* Stated task: Wherever a line below holds the word "length", copy that line.

Extracted data entries:
•••

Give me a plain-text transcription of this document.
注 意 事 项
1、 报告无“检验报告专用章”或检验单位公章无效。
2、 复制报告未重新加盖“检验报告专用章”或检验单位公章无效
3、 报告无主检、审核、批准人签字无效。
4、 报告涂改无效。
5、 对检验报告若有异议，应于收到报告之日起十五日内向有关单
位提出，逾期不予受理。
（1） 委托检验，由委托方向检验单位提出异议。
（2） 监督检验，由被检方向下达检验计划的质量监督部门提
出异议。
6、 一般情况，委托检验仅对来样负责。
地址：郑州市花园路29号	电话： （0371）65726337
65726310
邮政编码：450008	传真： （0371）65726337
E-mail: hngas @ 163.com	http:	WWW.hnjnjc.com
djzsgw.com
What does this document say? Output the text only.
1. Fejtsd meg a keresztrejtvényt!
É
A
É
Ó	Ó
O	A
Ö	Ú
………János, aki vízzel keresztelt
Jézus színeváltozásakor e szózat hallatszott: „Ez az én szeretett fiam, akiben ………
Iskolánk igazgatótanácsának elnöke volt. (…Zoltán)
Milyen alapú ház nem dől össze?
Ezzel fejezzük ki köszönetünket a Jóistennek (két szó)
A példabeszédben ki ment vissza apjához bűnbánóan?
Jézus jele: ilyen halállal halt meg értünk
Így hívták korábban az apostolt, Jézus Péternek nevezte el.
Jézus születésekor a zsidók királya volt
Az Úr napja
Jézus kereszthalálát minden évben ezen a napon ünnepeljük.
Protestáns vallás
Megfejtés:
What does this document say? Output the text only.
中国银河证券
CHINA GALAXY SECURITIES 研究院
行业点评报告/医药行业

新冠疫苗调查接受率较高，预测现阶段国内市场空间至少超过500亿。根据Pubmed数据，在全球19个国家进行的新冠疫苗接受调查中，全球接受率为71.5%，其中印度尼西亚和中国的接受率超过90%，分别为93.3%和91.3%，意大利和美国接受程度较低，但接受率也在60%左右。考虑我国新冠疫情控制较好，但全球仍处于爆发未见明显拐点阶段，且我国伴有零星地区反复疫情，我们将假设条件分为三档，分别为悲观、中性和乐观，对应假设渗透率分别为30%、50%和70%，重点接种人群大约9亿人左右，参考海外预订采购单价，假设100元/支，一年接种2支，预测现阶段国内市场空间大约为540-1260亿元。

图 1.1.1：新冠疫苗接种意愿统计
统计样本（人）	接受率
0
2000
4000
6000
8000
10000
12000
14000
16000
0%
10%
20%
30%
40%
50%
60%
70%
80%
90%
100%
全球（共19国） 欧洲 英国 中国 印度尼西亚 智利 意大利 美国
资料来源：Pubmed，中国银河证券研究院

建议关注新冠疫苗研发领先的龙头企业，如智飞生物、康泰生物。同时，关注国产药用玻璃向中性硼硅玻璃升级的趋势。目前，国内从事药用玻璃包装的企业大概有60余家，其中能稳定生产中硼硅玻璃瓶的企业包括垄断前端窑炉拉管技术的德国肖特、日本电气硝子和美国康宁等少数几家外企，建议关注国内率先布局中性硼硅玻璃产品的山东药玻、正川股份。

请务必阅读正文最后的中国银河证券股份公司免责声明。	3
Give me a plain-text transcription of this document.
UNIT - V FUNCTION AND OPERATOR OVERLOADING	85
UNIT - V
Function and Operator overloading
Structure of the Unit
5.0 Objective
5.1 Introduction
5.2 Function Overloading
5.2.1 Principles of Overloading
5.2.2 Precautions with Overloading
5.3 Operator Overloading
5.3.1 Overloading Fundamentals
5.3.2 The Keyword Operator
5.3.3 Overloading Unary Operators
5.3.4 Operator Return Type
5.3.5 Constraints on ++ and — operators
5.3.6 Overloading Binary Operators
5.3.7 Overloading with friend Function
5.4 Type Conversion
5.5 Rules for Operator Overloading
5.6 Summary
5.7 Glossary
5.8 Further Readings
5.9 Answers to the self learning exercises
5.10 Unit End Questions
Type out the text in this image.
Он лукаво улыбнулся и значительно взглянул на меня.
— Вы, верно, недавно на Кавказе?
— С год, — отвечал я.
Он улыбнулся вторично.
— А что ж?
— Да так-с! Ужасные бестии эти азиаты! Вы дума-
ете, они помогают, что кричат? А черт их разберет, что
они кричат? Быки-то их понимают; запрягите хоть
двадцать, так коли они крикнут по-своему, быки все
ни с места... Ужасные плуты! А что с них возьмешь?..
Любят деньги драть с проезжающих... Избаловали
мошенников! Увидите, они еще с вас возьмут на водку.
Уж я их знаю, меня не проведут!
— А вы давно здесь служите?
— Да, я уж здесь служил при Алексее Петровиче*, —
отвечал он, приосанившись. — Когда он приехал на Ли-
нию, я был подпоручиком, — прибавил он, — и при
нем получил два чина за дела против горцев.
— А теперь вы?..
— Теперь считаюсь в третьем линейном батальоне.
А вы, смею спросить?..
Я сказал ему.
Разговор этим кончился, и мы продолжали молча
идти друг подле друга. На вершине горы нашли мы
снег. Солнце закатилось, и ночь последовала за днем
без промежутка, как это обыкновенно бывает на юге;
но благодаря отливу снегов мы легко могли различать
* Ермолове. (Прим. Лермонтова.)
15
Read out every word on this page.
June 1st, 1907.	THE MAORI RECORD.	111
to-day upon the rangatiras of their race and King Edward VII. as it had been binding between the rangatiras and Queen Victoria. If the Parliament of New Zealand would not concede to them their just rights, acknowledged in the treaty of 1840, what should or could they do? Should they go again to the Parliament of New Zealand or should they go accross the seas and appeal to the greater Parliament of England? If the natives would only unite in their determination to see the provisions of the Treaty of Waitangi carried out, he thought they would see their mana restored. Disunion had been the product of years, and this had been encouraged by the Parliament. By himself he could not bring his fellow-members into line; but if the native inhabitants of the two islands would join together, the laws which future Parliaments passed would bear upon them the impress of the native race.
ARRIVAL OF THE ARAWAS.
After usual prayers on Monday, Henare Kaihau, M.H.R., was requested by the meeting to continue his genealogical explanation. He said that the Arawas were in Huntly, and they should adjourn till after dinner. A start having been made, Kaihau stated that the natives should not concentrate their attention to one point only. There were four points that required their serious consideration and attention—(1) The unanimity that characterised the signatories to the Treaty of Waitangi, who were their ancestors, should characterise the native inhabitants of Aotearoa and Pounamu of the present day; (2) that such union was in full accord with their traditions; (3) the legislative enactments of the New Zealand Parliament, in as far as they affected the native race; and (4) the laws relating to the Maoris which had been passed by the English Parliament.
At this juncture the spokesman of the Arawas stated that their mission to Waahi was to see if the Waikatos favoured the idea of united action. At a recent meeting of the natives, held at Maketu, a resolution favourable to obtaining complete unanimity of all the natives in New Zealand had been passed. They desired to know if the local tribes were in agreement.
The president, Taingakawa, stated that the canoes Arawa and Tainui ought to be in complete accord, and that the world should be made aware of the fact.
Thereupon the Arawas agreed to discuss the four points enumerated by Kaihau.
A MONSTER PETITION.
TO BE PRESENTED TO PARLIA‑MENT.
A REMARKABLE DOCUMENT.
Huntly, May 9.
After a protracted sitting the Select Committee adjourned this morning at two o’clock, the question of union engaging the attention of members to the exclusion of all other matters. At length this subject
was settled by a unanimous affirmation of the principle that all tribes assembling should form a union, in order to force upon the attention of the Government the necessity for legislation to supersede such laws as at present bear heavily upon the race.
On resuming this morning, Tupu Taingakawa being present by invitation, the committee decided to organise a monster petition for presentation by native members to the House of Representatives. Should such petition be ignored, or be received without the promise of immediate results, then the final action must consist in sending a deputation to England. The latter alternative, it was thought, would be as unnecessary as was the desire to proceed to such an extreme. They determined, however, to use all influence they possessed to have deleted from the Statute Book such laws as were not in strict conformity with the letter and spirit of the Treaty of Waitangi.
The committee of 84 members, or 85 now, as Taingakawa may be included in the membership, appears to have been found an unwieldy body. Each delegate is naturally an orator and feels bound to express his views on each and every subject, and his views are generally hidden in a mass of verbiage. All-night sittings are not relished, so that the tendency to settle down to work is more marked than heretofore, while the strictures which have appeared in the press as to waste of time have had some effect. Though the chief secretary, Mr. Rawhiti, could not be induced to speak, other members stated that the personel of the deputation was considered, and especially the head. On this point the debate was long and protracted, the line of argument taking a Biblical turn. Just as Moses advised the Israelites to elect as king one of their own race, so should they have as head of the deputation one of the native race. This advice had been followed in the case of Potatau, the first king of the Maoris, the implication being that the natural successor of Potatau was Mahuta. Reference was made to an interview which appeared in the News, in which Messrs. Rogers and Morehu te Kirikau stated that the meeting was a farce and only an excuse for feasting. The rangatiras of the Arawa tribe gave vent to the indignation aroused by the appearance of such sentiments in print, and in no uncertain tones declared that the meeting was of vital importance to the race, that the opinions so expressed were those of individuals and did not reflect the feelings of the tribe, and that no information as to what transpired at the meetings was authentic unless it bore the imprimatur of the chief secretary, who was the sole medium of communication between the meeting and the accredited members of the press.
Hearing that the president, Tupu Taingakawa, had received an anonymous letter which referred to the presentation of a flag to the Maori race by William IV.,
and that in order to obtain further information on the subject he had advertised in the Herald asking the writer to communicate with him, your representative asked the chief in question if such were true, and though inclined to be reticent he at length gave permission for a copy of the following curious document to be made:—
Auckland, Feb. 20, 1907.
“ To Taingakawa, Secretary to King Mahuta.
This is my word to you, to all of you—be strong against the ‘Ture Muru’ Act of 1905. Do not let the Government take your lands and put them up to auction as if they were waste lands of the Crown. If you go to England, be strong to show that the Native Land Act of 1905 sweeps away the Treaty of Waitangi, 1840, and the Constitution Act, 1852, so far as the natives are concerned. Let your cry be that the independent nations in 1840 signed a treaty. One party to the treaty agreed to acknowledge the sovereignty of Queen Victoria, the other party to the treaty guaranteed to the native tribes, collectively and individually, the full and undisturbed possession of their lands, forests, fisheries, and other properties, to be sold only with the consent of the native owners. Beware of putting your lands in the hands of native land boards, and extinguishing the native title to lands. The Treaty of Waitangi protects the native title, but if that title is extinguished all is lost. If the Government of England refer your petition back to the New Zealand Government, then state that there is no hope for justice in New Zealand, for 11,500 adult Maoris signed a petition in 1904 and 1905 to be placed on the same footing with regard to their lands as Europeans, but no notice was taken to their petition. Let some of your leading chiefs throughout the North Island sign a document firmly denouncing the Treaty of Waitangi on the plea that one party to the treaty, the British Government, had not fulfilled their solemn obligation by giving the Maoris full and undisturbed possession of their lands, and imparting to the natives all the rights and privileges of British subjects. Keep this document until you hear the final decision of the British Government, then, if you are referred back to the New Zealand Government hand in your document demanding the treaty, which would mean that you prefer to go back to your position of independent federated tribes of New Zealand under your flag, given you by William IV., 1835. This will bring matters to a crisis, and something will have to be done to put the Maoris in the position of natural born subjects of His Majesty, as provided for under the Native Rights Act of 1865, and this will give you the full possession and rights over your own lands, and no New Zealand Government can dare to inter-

•••

* Full answer:
After a protracted sitting the Select Committee adjourned this morning at two o’clock, the question of union engaging the attention of members to the exclusion of all other matters. At length this subject
and that in order to obtain further information on the subject he had advertised in the Herald asking the writer to communicate with him, your representative asked the chief in question if such were true, and though inclined to be reticent he at length gave permission for a copy of the following curious document to be made:—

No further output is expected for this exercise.